Begin
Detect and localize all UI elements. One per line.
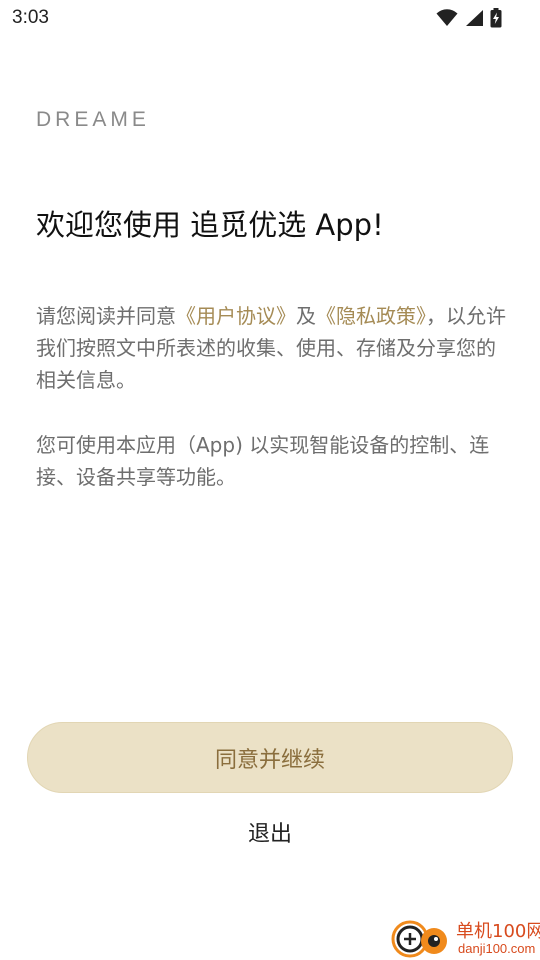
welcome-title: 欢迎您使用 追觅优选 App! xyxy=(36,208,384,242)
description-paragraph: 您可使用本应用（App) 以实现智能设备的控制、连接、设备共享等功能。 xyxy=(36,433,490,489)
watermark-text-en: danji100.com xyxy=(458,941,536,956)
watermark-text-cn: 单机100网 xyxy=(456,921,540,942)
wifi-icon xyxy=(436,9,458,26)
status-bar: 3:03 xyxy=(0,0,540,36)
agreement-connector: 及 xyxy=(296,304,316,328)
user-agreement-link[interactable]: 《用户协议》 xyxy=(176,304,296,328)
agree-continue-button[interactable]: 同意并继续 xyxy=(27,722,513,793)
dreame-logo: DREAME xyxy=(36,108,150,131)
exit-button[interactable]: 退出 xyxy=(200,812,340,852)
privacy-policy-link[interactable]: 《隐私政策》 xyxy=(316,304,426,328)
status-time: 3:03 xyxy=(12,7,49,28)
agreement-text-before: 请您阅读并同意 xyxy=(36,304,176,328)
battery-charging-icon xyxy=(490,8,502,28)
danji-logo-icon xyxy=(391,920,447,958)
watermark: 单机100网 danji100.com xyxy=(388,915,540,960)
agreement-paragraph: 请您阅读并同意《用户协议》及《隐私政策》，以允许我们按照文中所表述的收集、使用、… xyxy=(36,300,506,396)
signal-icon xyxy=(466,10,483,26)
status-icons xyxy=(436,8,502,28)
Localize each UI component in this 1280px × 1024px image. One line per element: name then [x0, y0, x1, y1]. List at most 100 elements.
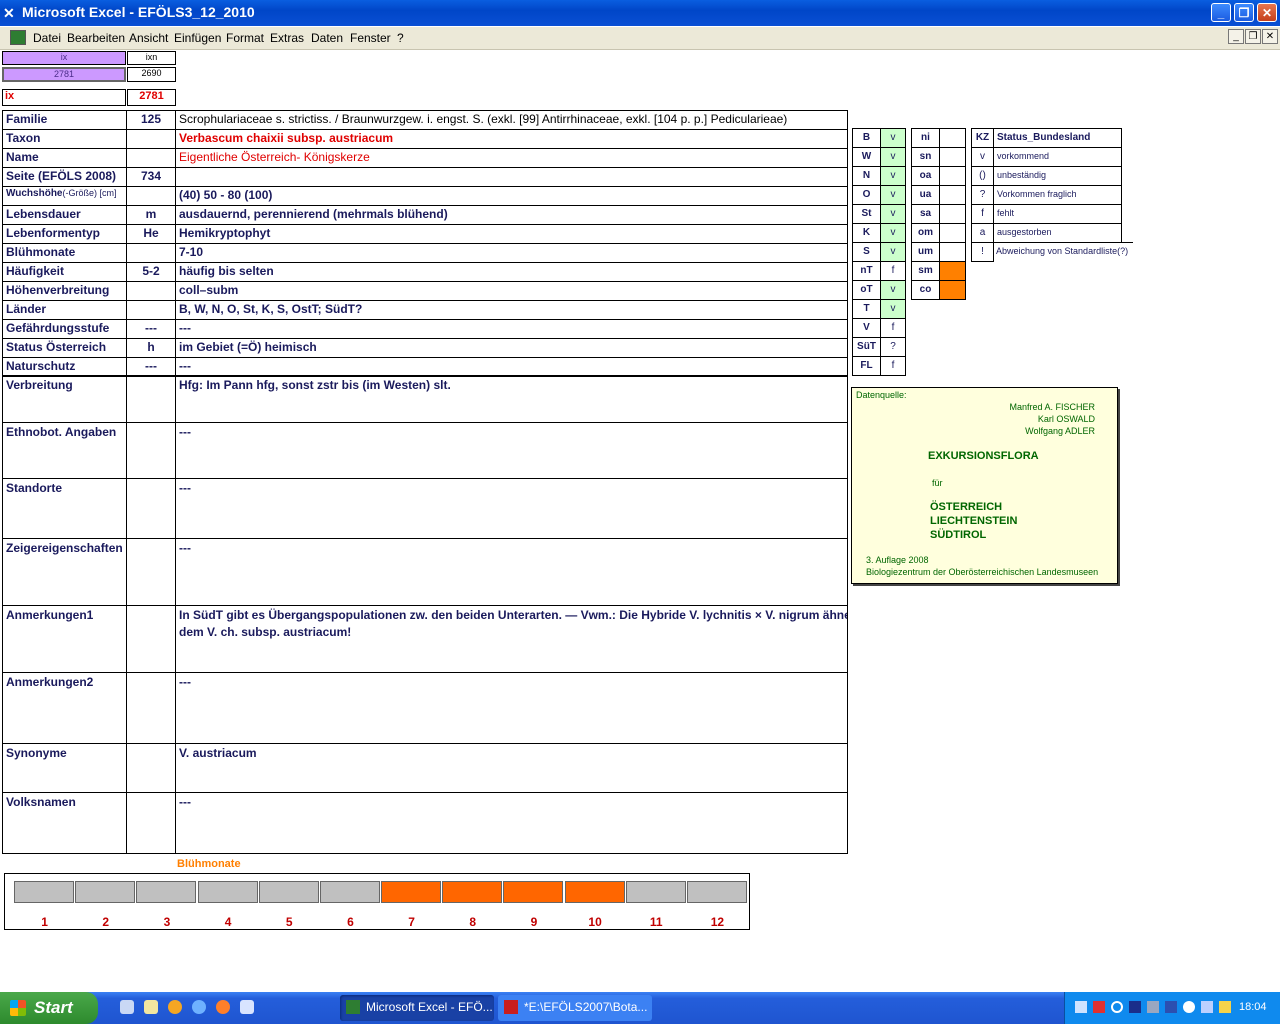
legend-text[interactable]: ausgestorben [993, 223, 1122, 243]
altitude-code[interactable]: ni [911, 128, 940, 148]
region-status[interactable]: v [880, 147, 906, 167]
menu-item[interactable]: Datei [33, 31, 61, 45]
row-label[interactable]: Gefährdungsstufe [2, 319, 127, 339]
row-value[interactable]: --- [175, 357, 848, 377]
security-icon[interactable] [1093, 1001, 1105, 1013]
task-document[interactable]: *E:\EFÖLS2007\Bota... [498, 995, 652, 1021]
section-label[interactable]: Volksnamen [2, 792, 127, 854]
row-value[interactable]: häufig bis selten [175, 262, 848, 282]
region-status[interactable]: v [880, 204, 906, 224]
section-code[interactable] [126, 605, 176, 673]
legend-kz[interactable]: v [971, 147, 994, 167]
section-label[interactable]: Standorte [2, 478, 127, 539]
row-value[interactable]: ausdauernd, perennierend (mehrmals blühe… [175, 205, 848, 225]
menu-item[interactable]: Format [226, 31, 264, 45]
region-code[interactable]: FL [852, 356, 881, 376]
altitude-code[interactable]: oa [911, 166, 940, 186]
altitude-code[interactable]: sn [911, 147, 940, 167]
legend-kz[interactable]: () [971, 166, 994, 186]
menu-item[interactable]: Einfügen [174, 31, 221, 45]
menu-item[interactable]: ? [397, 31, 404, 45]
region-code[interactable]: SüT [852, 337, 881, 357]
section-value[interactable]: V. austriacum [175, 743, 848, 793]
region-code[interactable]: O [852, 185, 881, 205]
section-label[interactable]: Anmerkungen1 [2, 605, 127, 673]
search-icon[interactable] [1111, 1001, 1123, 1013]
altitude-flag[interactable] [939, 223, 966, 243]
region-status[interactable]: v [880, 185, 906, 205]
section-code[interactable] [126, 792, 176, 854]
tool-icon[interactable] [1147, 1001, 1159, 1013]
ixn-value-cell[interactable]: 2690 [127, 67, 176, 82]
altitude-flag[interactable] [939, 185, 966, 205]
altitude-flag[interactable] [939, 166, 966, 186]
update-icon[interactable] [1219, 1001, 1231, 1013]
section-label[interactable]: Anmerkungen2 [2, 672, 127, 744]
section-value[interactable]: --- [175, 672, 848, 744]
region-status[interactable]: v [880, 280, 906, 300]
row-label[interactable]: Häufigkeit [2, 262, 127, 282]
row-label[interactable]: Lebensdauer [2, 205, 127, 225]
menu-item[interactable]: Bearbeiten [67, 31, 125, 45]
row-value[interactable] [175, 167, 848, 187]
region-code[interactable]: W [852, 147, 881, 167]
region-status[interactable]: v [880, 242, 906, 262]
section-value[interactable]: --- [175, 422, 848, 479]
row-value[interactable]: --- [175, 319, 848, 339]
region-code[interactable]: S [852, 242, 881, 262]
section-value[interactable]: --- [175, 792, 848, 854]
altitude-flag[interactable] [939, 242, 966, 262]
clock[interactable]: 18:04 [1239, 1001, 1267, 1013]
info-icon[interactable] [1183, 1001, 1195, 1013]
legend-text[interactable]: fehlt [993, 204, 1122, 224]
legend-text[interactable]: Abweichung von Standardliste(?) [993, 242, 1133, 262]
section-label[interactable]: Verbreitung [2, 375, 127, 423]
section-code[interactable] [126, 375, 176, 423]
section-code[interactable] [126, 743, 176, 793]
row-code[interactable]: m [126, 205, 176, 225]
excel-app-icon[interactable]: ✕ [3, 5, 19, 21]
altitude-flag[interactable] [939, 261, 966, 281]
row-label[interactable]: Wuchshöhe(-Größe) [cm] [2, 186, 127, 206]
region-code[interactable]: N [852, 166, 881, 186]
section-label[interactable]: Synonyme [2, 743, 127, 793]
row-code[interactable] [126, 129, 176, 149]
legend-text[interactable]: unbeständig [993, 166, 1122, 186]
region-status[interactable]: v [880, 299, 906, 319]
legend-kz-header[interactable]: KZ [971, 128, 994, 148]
End
• **Prompt**
Copy every line of the records above verbatim, omitting the pictures.

• **Output below**
Detect and localize all UI elements. One per line.
welcome-title: 欢迎您使用 追觅优选 App! xyxy=(36,208,384,242)
description-paragraph: 您可使用本应用（App) 以实现智能设备的控制、连接、设备共享等功能。 xyxy=(36,433,490,489)
watermark-text-en: danji100.com xyxy=(458,941,536,956)
watermark-text-cn: 单机100网 xyxy=(456,921,540,942)
wifi-icon xyxy=(436,9,458,26)
status-bar: 3:03 xyxy=(0,0,540,36)
agreement-connector: 及 xyxy=(296,304,316,328)
user-agreement-link[interactable]: 《用户协议》 xyxy=(176,304,296,328)
agree-continue-button[interactable]: 同意并继续 xyxy=(27,722,513,793)
dreame-logo: DREAME xyxy=(36,108,150,131)
exit-button[interactable]: 退出 xyxy=(200,812,340,852)
privacy-policy-link[interactable]: 《隐私政策》 xyxy=(316,304,426,328)
status-time: 3:03 xyxy=(12,7,49,28)
agreement-text-before: 请您阅读并同意 xyxy=(36,304,176,328)
battery-charging-icon xyxy=(490,8,502,28)
danji-logo-icon xyxy=(391,920,447,958)
watermark: 单机100网 danji100.com xyxy=(388,915,540,960)
agreement-paragraph: 请您阅读并同意《用户协议》及《隐私政策》，以允许我们按照文中所表述的收集、使用、… xyxy=(36,300,506,396)
signal-icon xyxy=(466,10,483,26)
status-icons xyxy=(436,8,502,28)
Localize each UI component in this 1280px × 1024px image. One line per element: name then [x0, y0, x1, y1]. List at most 100 elements.
legend-text[interactable]: ausgestorben [993, 223, 1122, 243]
altitude-code[interactable]: ni [911, 128, 940, 148]
region-status[interactable]: v [880, 147, 906, 167]
menu-item[interactable]: Datei [33, 31, 61, 45]
row-label[interactable]: Gefährdungsstufe [2, 319, 127, 339]
row-value[interactable]: --- [175, 357, 848, 377]
security-icon[interactable] [1093, 1001, 1105, 1013]
task-document[interactable]: *E:\EFÖLS2007\Bota... [498, 995, 652, 1021]
section-label[interactable]: Volksnamen [2, 792, 127, 854]
row-value[interactable]: häufig bis selten [175, 262, 848, 282]
region-status[interactable]: v [880, 204, 906, 224]
section-code[interactable] [126, 605, 176, 673]
legend-kz[interactable]: v [971, 147, 994, 167]
section-label[interactable]: Standorte [2, 478, 127, 539]
row-value[interactable]: ausdauernd, perennierend (mehrmals blühe… [175, 205, 848, 225]
menu-item[interactable]: Format [226, 31, 264, 45]
region-code[interactable]: FL [852, 356, 881, 376]
altitude-code[interactable]: oa [911, 166, 940, 186]
altitude-code[interactable]: sn [911, 147, 940, 167]
legend-kz[interactable]: () [971, 166, 994, 186]
menu-item[interactable]: Einfügen [174, 31, 221, 45]
menu-item[interactable]: ? [397, 31, 404, 45]
region-code[interactable]: SüT [852, 337, 881, 357]
section-value[interactable]: V. austriacum [175, 743, 848, 793]
region-code[interactable]: O [852, 185, 881, 205]
section-label[interactable]: Anmerkungen1 [2, 605, 127, 673]
search-icon[interactable] [1111, 1001, 1123, 1013]
altitude-flag[interactable] [939, 223, 966, 243]
region-status[interactable]: v [880, 185, 906, 205]
section-code[interactable] [126, 792, 176, 854]
tool-icon[interactable] [1147, 1001, 1159, 1013]
ixn-value-cell[interactable]: 2690 [127, 67, 176, 82]
altitude-flag[interactable] [939, 185, 966, 205]
altitude-flag[interactable] [939, 166, 966, 186]
update-icon[interactable] [1219, 1001, 1231, 1013]
section-label[interactable]: Anmerkungen2 [2, 672, 127, 744]
section-value[interactable]: --- [175, 672, 848, 744]
region-status[interactable]: v [880, 280, 906, 300]
row-label[interactable]: Häufigkeit [2, 262, 127, 282]
row-label[interactable]: Lebensdauer [2, 205, 127, 225]
menu-item[interactable]: Bearbeiten [67, 31, 125, 45]
row-value[interactable] [175, 167, 848, 187]
region-code[interactable]: W [852, 147, 881, 167]
region-status[interactable]: v [880, 242, 906, 262]
section-value[interactable]: --- [175, 422, 848, 479]
row-value[interactable]: --- [175, 319, 848, 339]
region-code[interactable]: S [852, 242, 881, 262]
section-value[interactable]: --- [175, 792, 848, 854]
altitude-flag[interactable] [939, 242, 966, 262]
clock[interactable]: 18:04 [1239, 1001, 1267, 1013]
info-icon[interactable] [1183, 1001, 1195, 1013]
legend-text[interactable]: fehlt [993, 204, 1122, 224]
legend-text[interactable]: Abweichung von Standardliste(?) [993, 242, 1133, 262]
section-label[interactable]: Verbreitung [2, 375, 127, 423]
section-code[interactable] [126, 375, 176, 423]
section-code[interactable] [126, 743, 176, 793]
row-code[interactable]: m [126, 205, 176, 225]
excel-app-icon[interactable]: ✕ [3, 5, 19, 21]
altitude-flag[interactable] [939, 261, 966, 281]
row-label[interactable]: Wuchshöhe(-Größe) [cm] [2, 186, 127, 206]
region-code[interactable]: N [852, 166, 881, 186]
section-label[interactable]: Synonyme [2, 743, 127, 793]
row-code[interactable] [126, 129, 176, 149]
legend-text[interactable]: unbeständig [993, 166, 1122, 186]
region-status[interactable]: v [880, 299, 906, 319]
legend-kz-header[interactable]: KZ [971, 128, 994, 148]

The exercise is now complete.